◆ **PROBLEM DESCRIPTION**
Search the material for the word "rozhraní" and copy each line that holds it.
____
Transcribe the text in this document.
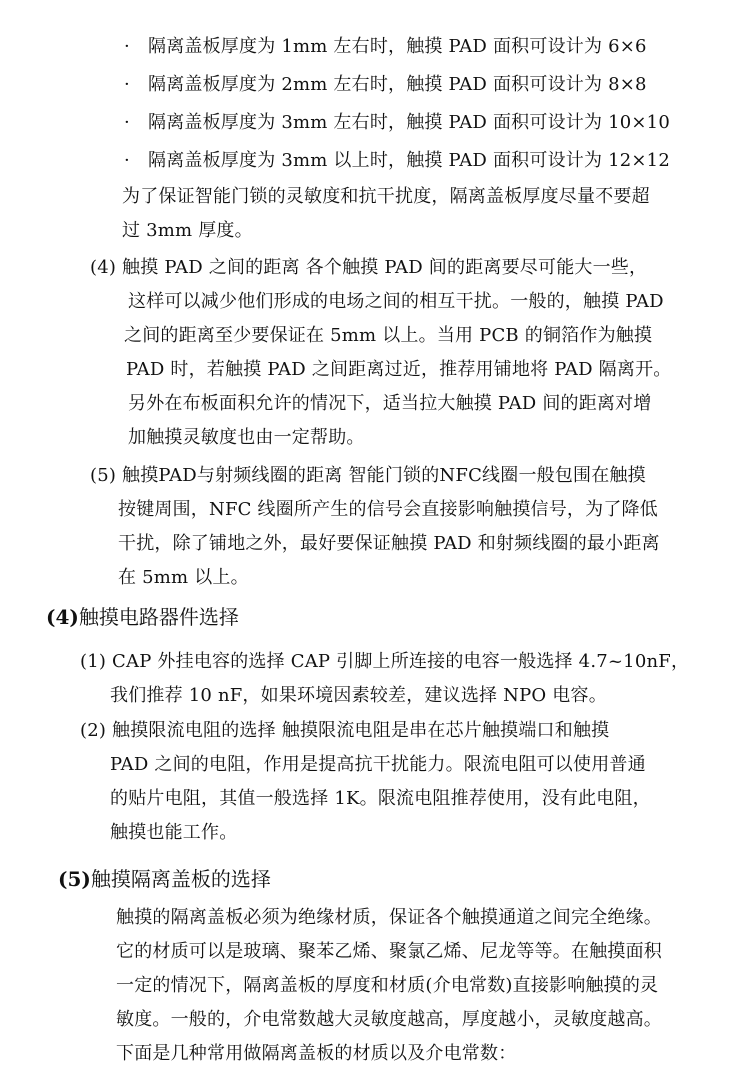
· 隔离盖板厚度为 1mm 左右时，触摸 PAD 面积可设计为 6×6
· 隔离盖板厚度为 2mm 左右时，触摸 PAD 面积可设计为 8×8
· 隔离盖板厚度为 3mm 左右时，触摸 PAD 面积可设计为 10×10
· 隔离盖板厚度为 3mm 以上时，触摸 PAD 面积可设计为 12×12
为了保证智能门锁的灵敏度和抗干扰度，隔离盖板厚度尽量不要超
过 3mm 厚度。
(4) 触摸 PAD 之间的距离 各个触摸 PAD 间的距离要尽可能大一些，
这样可以减少他们形成的电场之间的相互干扰。一般的，触摸 PAD
之间的距离至少要保证在 5mm 以上。当用 PCB 的铜箔作为触摸
PAD 时，若触摸 PAD 之间距离过近，推荐用铺地将 PAD 隔离开。
另外在布板面积允许的情况下，适当拉大触摸 PAD 间的距离对增
加触摸灵敏度也由一定帮助。
(5) 触摸PAD与射频线圈的距离 智能门锁的NFC线圈一般包围在触摸
按键周围，NFC 线圈所产生的信号会直接影响触摸信号，为了降低
干扰，除了铺地之外，最好要保证触摸 PAD 和射频线圈的最小距离
在 5mm 以上。
(4)触摸电路器件选择
(1) CAP 外挂电容的选择 CAP 引脚上所连接的电容一般选择 4.7~10nF，
我们推荐 10 nF，如果环境因素较差，建议选择 NPO 电容。
(2) 触摸限流电阻的选择 触摸限流电阻是串在芯片触摸端口和触摸
PAD 之间的电阻，作用是提高抗干扰能力。限流电阻可以使用普通
的贴片电阻，其值一般选择 1K。限流电阻推荐使用，没有此电阻，
触摸也能工作。
(5)触摸隔离盖板的选择
触摸的隔离盖板必须为绝缘材质，保证各个触摸通道之间完全绝缘。
它的材质可以是玻璃、聚苯乙烯、聚氯乙烯、尼龙等等。在触摸面积
一定的情况下，隔离盖板的厚度和材质(介电常数)直接影响触摸的灵
敏度。一般的，介电常数越大灵敏度越高，厚度越小，灵敏度越高。
下面是几种常用做隔离盖板的材质以及介电常数：
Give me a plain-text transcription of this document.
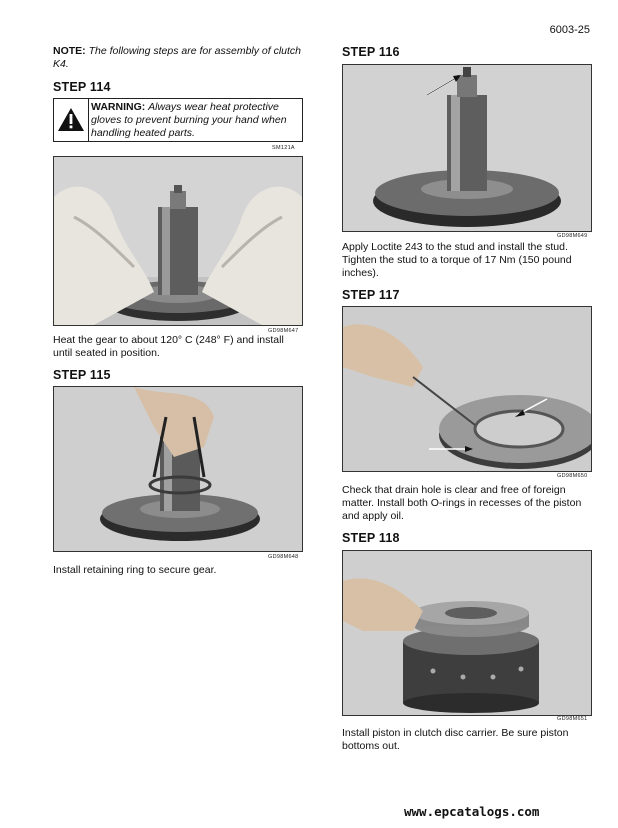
6003-25
NOTE: The following steps are for assembly of clutch K4.
STEP 114
WARNING: Always wear heat protective gloves to prevent burning your hand when handling heated parts.
SM121A
GD98M647
Heat the gear to about 120° C (248° F) and install until seated in position.
STEP 115
GD98M648
Install retaining ring to secure gear.
STEP 116
GD98M649
Apply Loctite 243 to the stud and install the stud. Tighten the stud to a torque of 17 Nm (150 pound inches).
STEP 117
GD98M650
Check that drain hole is clear and free of foreign matter. Install both O-rings in recesses of the piston and apply oil.
STEP 118
GD98M651
Install piston in clutch disc carrier. Be sure piston bottoms out.
www.epcatalogs.com
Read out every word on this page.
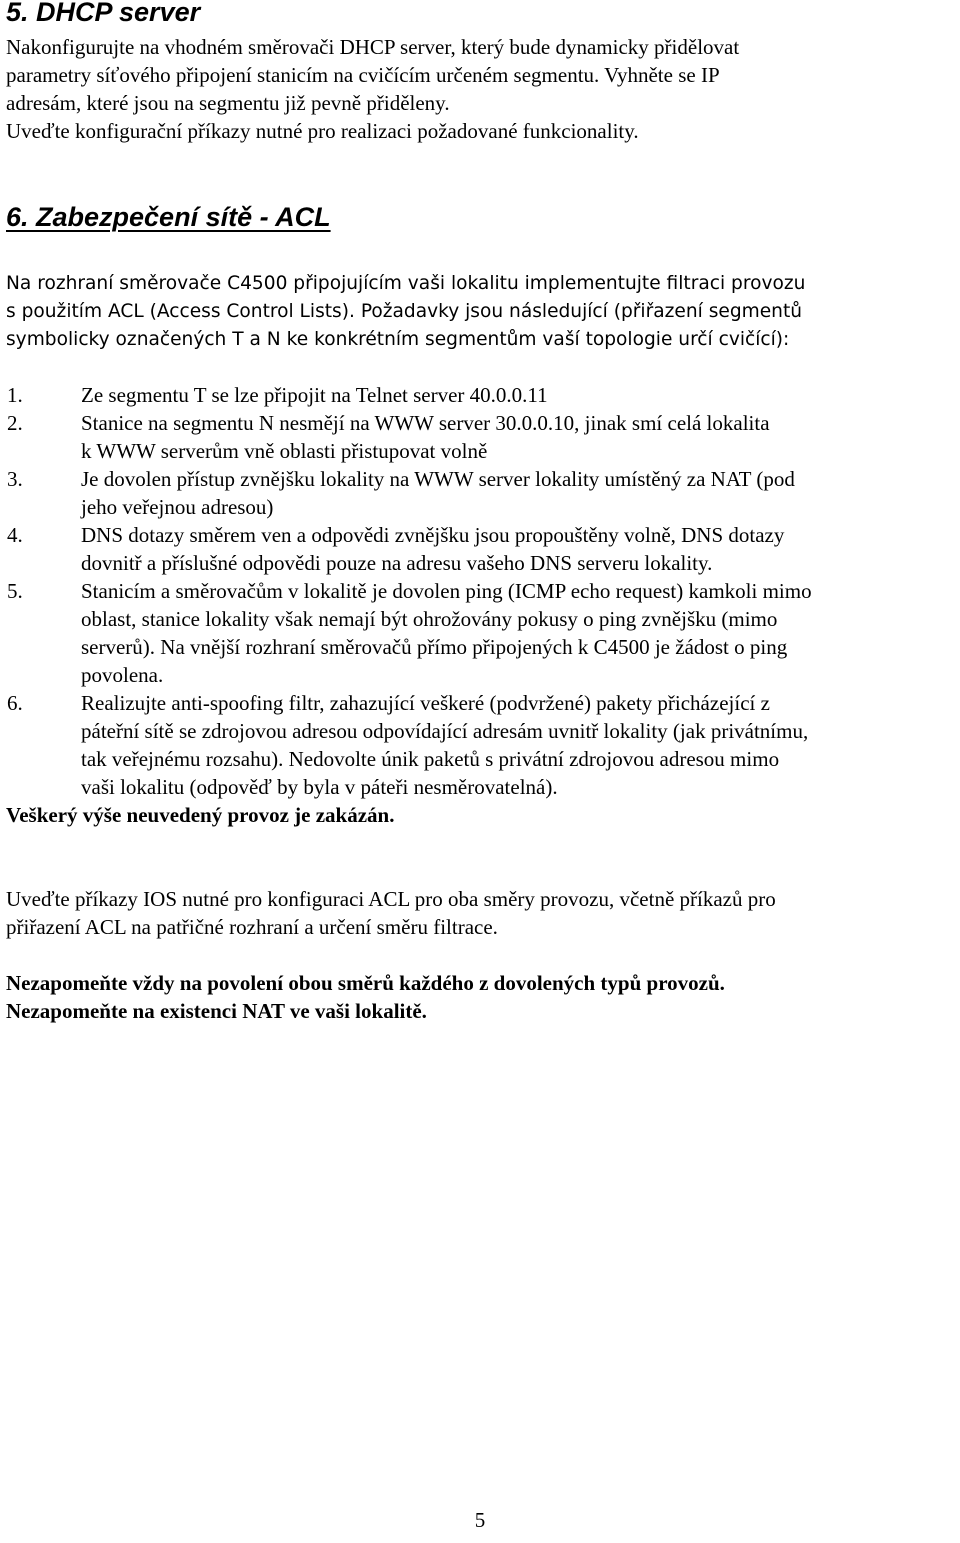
5. DHCP server
Nakonfigurujte na vhodném směrovači DHCP server, který bude dynamicky přidělovat
parametry síťového připojení stanicím na cvičícím určeném segmentu. Vyhněte se IP
adresám, které jsou na segmentu již pevně přiděleny.
Uveďte konfigurační příkazy nutné pro realizaci požadované funkcionality.
6. Zabezpečení sítě - ACL
Na rozhraní směrovače C4500 připojujícím vaši lokalitu implementujte filtraci provozu
s použitím ACL (Access Control Lists). Požadavky jsou následující (přiřazení segmentů
symbolicky označených T a N ke konkrétním segmentům vaší topologie určí cvičící):
1.	Ze segmentu T se lze připojit na Telnet server 40.0.0.11
2.	Stanice na segmentu N nesmějí na WWW server 30.0.0.10, jinak smí celá lokalita
k WWW serverům vně oblasti přistupovat volně
3.	Je dovolen přístup zvnějšku lokality na WWW server lokality umístěný za NAT (pod
jeho veřejnou adresou)
4.	DNS dotazy směrem ven a odpovědi zvnějšku jsou propouštěny volně, DNS dotazy
dovnitř a příslušné odpovědi pouze na adresu vašeho DNS serveru lokality.
5.	Stanicím a směrovačům v lokalitě je dovolen ping (ICMP echo request) kamkoli mimo
oblast, stanice lokality však nemají být ohrožovány pokusy o ping zvnějšku (mimo
serverů). Na vnější rozhraní směrovačů přímo připojených k C4500 je žádost o ping
povolena.
6.	Realizujte anti-spoofing filtr, zahazující veškeré (podvržené) pakety přicházející z
páteřní sítě se zdrojovou adresou odpovídající adresám uvnitř lokality (jak privátnímu,
tak veřejnému rozsahu). Nedovolte únik paketů s privátní zdrojovou adresou mimo
vaši lokalitu (odpověď by byla v páteři nesměrovatelná).
Veškerý výše neuvedený provoz je zakázán.
Uveďte příkazy IOS nutné pro konfiguraci ACL pro oba směry provozu, včetně příkazů pro
přiřazení ACL na patřičné rozhraní a určení směru filtrace.
Nezapomeňte vždy na povolení obou směrů každého z dovolených typů provozů.
Nezapomeňte na existenci NAT ve vaši lokalitě.

5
____
◆ **FINAL ANSWER**
Na rozhraní směrovače C4500 připojujícím vaši lokalitu implementujte filtraci provozu
serverů). Na vnější rozhraní směrovačů přímo připojených k C4500 je žádost o ping
přiřazení ACL na patřičné rozhraní a určení směru filtrace.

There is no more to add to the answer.